++++ Available records ++++

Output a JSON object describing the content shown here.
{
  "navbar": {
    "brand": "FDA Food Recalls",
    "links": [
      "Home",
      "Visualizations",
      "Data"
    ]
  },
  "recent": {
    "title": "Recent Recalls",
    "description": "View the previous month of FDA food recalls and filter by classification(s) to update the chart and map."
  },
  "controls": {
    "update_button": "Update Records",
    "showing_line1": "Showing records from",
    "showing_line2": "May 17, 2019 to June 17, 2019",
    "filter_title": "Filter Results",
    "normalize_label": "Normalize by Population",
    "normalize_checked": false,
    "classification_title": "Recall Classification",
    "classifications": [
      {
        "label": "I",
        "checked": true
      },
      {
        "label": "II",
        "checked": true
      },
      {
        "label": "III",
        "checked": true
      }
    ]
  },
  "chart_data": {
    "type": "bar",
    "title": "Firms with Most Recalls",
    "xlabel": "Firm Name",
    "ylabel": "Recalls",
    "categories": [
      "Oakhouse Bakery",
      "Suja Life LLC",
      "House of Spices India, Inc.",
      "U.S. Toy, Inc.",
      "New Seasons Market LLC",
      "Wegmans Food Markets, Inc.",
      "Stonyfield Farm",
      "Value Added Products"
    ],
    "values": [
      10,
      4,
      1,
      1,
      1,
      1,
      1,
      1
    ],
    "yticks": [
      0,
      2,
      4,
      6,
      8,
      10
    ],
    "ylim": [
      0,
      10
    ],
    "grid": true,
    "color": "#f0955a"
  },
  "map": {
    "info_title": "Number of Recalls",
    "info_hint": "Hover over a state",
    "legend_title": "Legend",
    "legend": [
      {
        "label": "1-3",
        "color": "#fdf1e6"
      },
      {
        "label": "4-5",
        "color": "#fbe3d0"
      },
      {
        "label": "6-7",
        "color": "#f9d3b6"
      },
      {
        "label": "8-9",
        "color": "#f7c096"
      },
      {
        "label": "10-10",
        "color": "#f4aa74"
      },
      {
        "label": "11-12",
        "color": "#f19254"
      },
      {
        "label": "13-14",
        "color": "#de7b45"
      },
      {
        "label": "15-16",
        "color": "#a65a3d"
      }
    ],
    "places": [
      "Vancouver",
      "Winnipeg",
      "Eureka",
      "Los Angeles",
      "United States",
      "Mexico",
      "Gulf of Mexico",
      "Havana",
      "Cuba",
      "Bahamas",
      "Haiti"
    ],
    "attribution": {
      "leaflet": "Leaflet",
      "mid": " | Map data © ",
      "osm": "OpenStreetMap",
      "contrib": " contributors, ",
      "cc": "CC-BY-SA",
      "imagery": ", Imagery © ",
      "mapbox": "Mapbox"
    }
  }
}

++++

What this task involves
Give all the entries again exactly; leave none out.

Task answer
Output a JSON object describing the content shown here.
{
  "navbar": {
    "brand": "FDA Food Recalls",
    "links": [
      "Home",
      "Visualizations",
      "Data"
    ]
  },
  "recent": {
    "title": "Recent Recalls",
    "description": "View the previous month of FDA food recalls and filter by classification(s) to update the chart and map."
  },
  "controls": {
    "update_button": "Update Records",
    "showing_line1": "Showing records from",
    "showing_line2": "May 17, 2019 to June 17, 2019",
    "filter_title": "Filter Results",
    "normalize_label": "Normalize by Population",
    "normalize_checked": false,
    "classification_title": "Recall Classification",
    "classifications": [
      {
        "label": "I",
        "checked": true
      },
      {
        "label": "II",
        "checked": true
      },
      {
        "label": "III",
        "checked": true
      }
    ]
  },
  "chart_data": {
    "type": "bar",
    "title": "Firms with Most Recalls",
    "xlabel": "Firm Name",
    "ylabel": "Recalls",
    "categories": [
      "Oakhouse Bakery",
      "Suja Life LLC",
      "House of Spices India, Inc.",
      "U.S. Toy, Inc.",
      "New Seasons Market LLC",
      "Wegmans Food Markets, Inc.",
      "Stonyfield Farm",
      "Value Added Products"
    ],
    "values": [
      10,
      4,
      1,
      1,
      1,
      1,
      1,
      1
    ],
    "yticks": [
      0,
      2,
      4,
      6,
      8,
      10
    ],
    "ylim": [
      0,
      10
    ],
    "grid": true,
    "color": "#f0955a"
  },
  "map": {
    "info_title": "Number of Recalls",
    "info_hint": "Hover over a state",
    "legend_title": "Legend",
    "legend": [
      {
        "label": "1-3",
        "color": "#fdf1e6"
      },
      {
        "label": "4-5",
        "color": "#fbe3d0"
      },
      {
        "label": "6-7",
        "color": "#f9d3b6"
      },
      {
        "label": "8-9",
        "color": "#f7c096"
      },
      {
        "label": "10-10",
        "color": "#f4aa74"
      },
      {
        "label": "11-12",
        "color": "#f19254"
      },
      {
        "label": "13-14",
        "color": "#de7b45"
      },
      {
        "label": "15-16",
        "color": "#a65a3d"
      }
    ],
    "places": [
      "Vancouver",
      "Winnipeg",
      "Eureka",
      "Los Angeles",
      "United States",
      "Mexico",
      "Gulf of Mexico",
      "Havana",
      "Cuba",
      "Bahamas",
      "Haiti"
    ],
    "attribution": {
      "leaflet": "Leaflet",
      "mid": " | Map data © ",
      "osm": "OpenStreetMap",
      "contrib": " contributors, ",
      "cc": "CC-BY-SA",
      "imagery": ", Imagery © ",
      "mapbox": "Mapbox"
    }
  }
}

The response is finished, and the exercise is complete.